Look through the records and copy each line that has "sgRNAs" in it.

Segment Start: Material shown

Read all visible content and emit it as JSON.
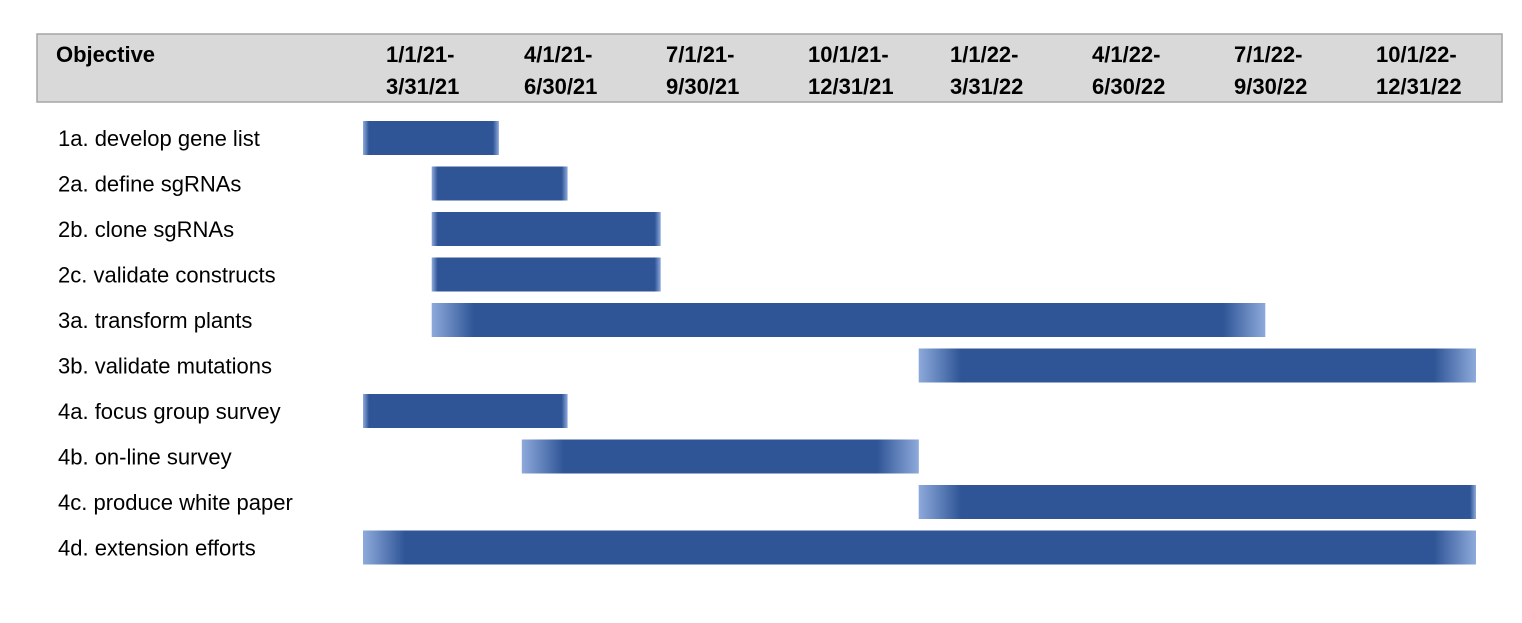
{
  "chart_data": {
    "type": "gantt",
    "header_label": "Objective",
    "periods": [
      {
        "line1": "1/1/21-",
        "line2": "3/31/21"
      },
      {
        "line1": "4/1/21-",
        "line2": "6/30/21"
      },
      {
        "line1": "7/1/21-",
        "line2": "9/30/21"
      },
      {
        "line1": "10/1/21-",
        "line2": "12/31/21"
      },
      {
        "line1": "1/1/22-",
        "line2": "3/31/22"
      },
      {
        "line1": "4/1/22-",
        "line2": "6/30/22"
      },
      {
        "line1": "7/1/22-",
        "line2": "9/30/22"
      },
      {
        "line1": "10/1/22-",
        "line2": "12/31/22"
      }
    ],
    "tasks": [
      {
        "label": "1a. develop gene list",
        "start": "2021-01-01",
        "end": "2021-03-31",
        "fade": "none"
      },
      {
        "label": "2a. define sgRNAs",
        "start": "2021-02-15",
        "end": "2021-05-15",
        "fade": "none"
      },
      {
        "label": "2b. clone sgRNAs",
        "start": "2021-02-15",
        "end": "2021-07-15",
        "fade": "none"
      },
      {
        "label": "2c. validate constructs",
        "start": "2021-02-15",
        "end": "2021-07-15",
        "fade": "none"
      },
      {
        "label": "3a. transform plants",
        "start": "2021-02-15",
        "end": "2022-08-15",
        "fade": "both"
      },
      {
        "label": "3b. validate mutations",
        "start": "2021-12-31",
        "end": "2022-12-31",
        "fade": "both"
      },
      {
        "label": "4a. focus group survey",
        "start": "2021-01-01",
        "end": "2021-05-15",
        "fade": "none"
      },
      {
        "label": "4b. on-line survey",
        "start": "2021-04-15",
        "end": "2021-12-31",
        "fade": "both"
      },
      {
        "label": "4c. produce white paper",
        "start": "2021-12-31",
        "end": "2022-12-31",
        "fade": "left"
      },
      {
        "label": "4d. extension efforts",
        "start": "2021-01-01",
        "end": "2022-12-31",
        "fade": "both"
      }
    ],
    "colors": {
      "bar": "#2f5597",
      "bar_light": "#8eaadb",
      "header_bg": "#d9d9d9",
      "header_border": "#a6a6a6"
    }
  }
}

Segment End: Material shown

Response to the exercise -
        "label": "2a. define sgRNAs",
        "label": "2b. clone sgRNAs",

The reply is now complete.